• SUPPLIED INFORMATION:

▽

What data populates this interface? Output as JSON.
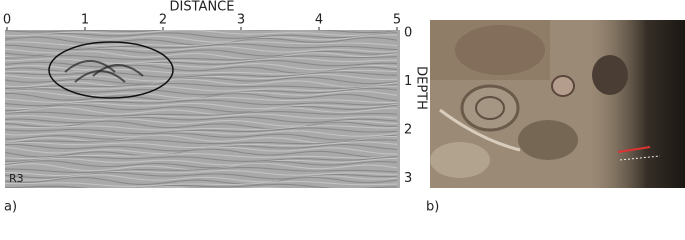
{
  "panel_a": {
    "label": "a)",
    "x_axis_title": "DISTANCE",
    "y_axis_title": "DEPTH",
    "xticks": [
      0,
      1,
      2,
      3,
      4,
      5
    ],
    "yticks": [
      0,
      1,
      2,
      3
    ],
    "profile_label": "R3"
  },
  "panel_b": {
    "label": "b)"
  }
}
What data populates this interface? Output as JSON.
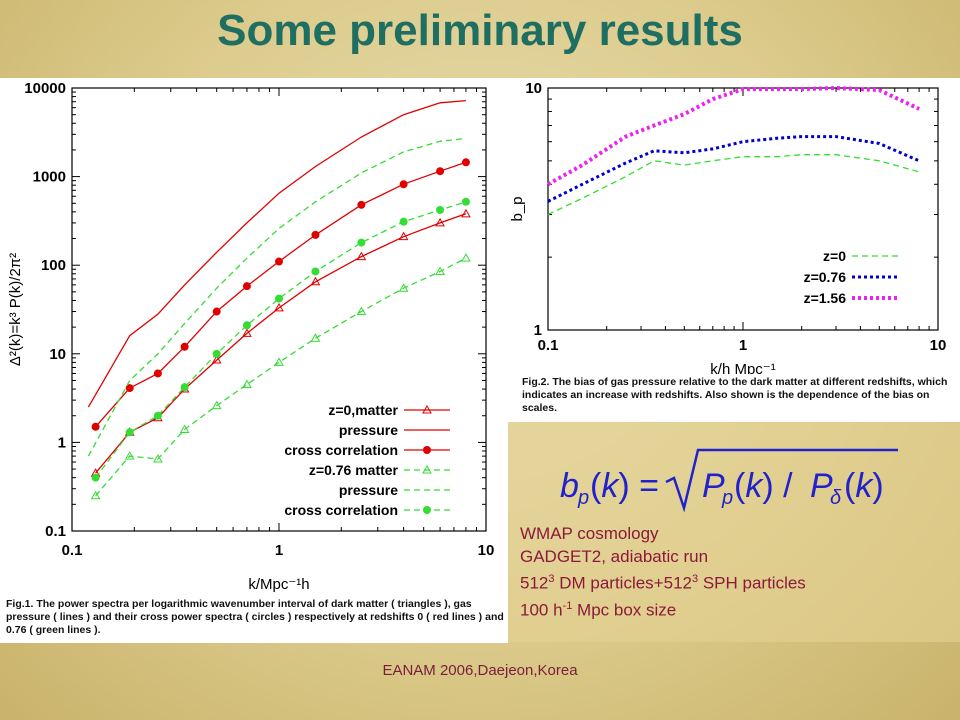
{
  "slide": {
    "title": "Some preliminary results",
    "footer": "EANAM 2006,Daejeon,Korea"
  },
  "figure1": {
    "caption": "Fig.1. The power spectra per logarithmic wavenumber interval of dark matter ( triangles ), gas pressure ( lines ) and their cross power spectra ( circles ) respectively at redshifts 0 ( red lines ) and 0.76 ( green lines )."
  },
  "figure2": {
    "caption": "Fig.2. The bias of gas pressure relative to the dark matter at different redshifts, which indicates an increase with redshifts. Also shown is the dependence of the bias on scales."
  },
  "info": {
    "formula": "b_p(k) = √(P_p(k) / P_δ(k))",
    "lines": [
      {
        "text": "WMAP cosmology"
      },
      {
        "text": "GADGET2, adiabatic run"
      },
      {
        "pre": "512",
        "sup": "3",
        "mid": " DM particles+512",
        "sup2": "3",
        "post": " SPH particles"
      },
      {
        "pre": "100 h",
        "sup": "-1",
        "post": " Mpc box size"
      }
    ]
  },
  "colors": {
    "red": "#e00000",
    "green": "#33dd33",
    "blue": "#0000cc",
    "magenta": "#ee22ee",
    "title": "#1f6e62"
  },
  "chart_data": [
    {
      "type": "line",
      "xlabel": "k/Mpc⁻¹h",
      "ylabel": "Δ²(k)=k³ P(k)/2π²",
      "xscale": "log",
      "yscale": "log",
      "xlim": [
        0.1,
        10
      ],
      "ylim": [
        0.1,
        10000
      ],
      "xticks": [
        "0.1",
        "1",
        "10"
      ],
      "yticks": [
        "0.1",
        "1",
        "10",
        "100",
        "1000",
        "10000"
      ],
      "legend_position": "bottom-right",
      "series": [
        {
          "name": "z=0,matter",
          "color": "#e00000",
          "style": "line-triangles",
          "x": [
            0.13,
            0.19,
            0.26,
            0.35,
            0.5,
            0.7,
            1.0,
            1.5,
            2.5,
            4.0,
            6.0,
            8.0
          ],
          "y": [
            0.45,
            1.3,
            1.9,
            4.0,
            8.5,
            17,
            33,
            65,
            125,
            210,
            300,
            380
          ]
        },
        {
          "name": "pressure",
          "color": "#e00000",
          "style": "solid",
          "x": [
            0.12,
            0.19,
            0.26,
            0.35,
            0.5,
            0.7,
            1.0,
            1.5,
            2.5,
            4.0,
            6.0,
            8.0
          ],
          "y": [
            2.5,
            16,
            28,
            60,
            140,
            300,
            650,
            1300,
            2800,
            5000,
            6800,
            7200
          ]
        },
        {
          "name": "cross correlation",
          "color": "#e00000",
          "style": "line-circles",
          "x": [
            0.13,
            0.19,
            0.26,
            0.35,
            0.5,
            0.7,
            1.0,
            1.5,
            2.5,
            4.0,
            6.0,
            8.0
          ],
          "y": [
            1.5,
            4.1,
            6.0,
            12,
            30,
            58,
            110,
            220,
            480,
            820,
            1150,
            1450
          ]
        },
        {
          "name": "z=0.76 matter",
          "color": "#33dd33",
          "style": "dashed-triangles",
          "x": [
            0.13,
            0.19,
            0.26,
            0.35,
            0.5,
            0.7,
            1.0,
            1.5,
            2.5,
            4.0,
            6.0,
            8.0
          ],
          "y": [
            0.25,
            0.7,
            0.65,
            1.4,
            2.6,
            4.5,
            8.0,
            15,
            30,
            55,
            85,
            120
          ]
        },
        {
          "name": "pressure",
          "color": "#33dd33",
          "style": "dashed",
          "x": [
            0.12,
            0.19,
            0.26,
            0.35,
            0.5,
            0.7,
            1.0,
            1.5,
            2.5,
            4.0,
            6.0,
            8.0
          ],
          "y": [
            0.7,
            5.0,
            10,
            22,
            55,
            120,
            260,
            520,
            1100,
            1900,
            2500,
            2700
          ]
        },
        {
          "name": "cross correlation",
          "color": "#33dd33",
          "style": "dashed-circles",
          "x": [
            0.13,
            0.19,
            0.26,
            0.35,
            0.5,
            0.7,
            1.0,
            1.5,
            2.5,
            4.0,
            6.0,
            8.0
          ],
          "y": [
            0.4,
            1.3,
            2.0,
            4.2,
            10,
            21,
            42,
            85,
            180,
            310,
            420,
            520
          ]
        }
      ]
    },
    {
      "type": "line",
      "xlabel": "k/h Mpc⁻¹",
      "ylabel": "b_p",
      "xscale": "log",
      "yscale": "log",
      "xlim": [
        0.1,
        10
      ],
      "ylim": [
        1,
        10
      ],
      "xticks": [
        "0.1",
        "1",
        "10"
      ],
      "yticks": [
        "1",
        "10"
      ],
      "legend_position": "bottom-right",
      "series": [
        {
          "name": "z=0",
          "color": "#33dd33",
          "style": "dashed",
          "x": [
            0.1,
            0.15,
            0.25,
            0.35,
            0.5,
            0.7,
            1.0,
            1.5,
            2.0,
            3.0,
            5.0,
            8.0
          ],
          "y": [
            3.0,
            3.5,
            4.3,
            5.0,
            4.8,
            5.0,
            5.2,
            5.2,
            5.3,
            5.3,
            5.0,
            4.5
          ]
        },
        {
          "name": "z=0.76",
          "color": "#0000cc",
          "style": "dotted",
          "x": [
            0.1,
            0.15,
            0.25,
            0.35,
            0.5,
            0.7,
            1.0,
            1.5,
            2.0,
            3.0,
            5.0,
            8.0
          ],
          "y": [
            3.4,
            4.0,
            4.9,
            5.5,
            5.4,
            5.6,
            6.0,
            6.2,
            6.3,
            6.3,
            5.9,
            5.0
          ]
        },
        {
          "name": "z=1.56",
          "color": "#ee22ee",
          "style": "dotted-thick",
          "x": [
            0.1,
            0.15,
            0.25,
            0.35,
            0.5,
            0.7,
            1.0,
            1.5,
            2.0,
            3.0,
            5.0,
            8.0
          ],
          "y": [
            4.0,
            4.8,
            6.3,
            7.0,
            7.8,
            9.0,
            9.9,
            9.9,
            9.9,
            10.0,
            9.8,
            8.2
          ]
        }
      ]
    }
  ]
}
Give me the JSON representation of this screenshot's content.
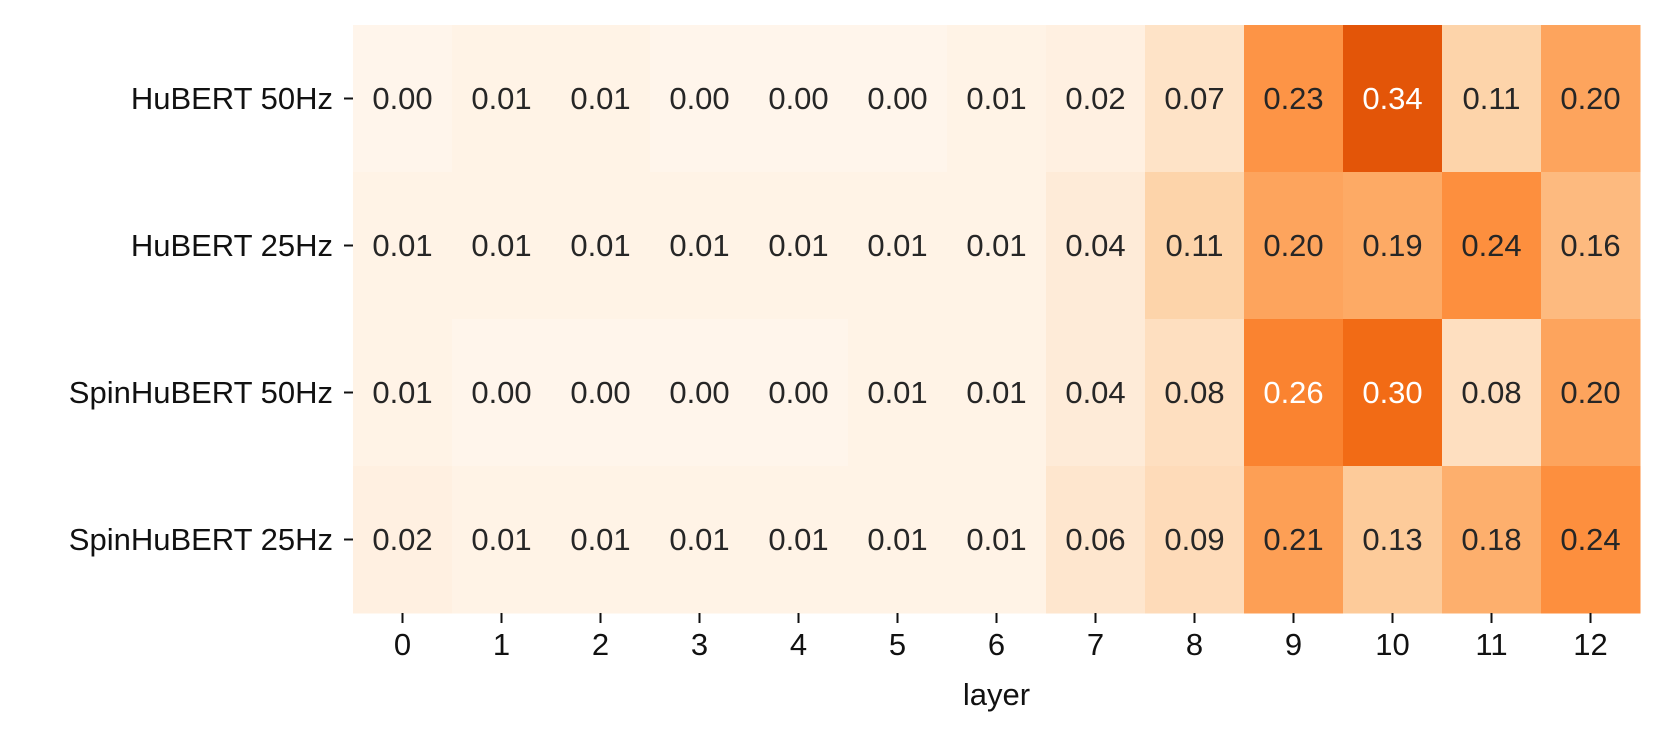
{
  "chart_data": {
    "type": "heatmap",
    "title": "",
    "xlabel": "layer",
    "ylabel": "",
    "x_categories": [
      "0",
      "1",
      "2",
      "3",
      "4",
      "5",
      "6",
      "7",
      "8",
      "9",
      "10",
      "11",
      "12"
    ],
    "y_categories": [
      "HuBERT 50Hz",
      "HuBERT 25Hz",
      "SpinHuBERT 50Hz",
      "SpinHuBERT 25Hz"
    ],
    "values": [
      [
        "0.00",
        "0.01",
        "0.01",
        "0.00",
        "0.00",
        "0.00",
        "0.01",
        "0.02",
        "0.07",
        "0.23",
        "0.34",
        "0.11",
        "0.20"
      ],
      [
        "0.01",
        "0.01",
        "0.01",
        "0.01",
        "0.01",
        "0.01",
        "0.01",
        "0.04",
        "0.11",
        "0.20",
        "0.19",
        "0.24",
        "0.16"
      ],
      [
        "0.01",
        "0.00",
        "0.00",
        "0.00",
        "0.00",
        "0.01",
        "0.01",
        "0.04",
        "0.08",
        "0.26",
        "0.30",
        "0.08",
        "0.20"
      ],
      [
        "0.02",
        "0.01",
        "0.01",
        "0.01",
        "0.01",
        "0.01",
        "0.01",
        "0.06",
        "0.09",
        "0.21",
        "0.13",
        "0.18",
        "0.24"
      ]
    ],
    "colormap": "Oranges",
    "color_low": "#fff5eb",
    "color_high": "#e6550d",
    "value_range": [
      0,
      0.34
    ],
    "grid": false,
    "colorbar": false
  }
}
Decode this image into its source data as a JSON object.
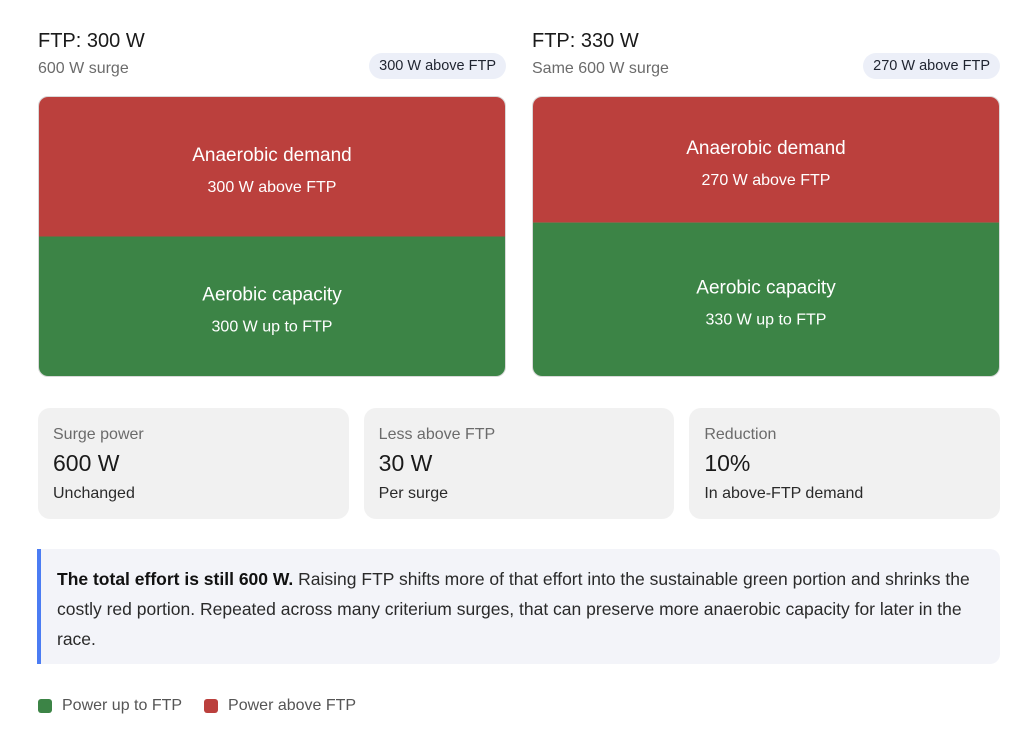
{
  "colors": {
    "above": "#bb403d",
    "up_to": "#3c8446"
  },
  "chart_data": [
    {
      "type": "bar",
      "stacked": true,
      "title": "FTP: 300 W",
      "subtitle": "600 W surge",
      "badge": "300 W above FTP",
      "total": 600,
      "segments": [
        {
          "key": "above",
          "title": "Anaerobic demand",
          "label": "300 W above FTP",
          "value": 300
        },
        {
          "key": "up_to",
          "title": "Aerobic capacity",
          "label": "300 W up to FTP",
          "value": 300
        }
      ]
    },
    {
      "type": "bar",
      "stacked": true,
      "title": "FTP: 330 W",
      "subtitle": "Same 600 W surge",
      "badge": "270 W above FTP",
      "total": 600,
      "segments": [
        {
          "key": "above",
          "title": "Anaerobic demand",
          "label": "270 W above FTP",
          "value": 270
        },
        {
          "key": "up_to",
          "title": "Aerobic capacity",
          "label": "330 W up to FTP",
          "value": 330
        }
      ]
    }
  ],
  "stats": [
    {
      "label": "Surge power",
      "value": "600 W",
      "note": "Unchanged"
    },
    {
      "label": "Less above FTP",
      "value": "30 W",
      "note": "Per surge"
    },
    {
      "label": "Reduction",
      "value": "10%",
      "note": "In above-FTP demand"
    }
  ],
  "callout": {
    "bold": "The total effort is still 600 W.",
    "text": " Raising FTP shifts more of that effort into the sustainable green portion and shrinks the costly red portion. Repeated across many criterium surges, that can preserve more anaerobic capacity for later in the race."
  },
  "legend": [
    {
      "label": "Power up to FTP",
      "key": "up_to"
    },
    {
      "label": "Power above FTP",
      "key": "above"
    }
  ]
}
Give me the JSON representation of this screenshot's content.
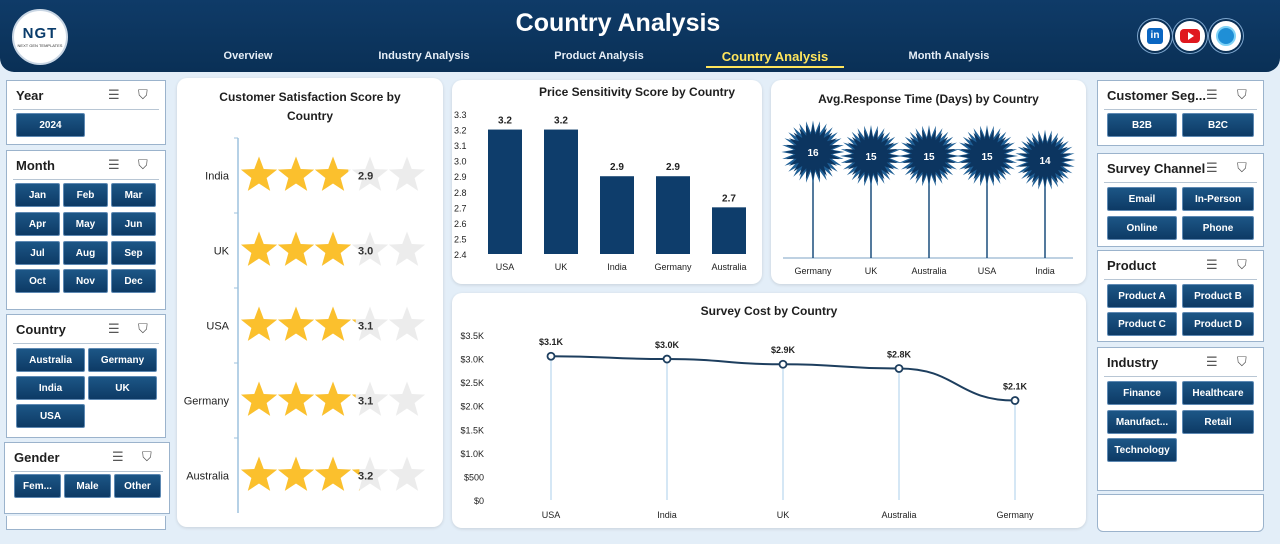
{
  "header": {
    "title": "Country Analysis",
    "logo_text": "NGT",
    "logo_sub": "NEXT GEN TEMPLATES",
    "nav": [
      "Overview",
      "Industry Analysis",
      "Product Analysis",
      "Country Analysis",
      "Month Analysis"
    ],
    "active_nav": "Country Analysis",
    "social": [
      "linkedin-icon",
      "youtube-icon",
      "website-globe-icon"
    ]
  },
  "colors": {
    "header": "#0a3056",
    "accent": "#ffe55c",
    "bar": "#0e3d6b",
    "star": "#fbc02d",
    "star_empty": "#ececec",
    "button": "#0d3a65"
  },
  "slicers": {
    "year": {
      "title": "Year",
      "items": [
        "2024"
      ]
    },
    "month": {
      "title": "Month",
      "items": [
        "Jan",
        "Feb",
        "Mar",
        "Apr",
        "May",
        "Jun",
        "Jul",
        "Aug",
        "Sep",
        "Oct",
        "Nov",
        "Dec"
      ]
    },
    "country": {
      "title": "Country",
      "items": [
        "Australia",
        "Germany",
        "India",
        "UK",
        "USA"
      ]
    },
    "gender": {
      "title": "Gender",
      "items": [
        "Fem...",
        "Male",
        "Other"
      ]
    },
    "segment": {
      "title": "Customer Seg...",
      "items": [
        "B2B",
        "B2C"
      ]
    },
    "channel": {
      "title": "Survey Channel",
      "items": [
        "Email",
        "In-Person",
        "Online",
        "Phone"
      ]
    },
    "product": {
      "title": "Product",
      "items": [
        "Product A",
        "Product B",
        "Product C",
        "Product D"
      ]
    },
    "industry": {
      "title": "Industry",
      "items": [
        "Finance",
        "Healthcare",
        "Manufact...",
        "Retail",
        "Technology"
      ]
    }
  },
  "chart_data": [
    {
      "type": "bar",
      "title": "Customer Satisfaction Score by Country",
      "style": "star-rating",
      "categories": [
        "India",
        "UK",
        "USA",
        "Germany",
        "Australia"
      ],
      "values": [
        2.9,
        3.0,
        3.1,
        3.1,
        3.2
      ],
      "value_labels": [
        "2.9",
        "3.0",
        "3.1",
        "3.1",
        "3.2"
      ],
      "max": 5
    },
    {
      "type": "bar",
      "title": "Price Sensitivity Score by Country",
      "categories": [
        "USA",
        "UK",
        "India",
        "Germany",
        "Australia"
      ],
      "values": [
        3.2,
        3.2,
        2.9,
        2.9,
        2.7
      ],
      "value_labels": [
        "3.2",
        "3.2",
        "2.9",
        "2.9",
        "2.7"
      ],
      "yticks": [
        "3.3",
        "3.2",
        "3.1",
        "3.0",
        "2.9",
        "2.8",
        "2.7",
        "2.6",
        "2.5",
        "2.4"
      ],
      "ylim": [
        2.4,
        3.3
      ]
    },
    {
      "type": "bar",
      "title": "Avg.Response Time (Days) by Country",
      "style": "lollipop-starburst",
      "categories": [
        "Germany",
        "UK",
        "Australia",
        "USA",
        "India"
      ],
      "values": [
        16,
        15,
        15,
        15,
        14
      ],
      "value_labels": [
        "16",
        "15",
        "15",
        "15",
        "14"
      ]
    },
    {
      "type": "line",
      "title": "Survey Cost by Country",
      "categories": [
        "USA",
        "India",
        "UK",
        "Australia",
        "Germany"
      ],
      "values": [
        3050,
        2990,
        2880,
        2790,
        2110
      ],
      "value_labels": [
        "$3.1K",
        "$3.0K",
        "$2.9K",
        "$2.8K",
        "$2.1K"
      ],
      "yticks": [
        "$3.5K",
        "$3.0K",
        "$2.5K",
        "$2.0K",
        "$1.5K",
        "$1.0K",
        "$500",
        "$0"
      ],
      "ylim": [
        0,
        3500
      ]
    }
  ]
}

△

• WHAT YOU ARE ASKED TO DO: From the material above, count the lines that include "caption" and give only the total.

• SOLUTION: 2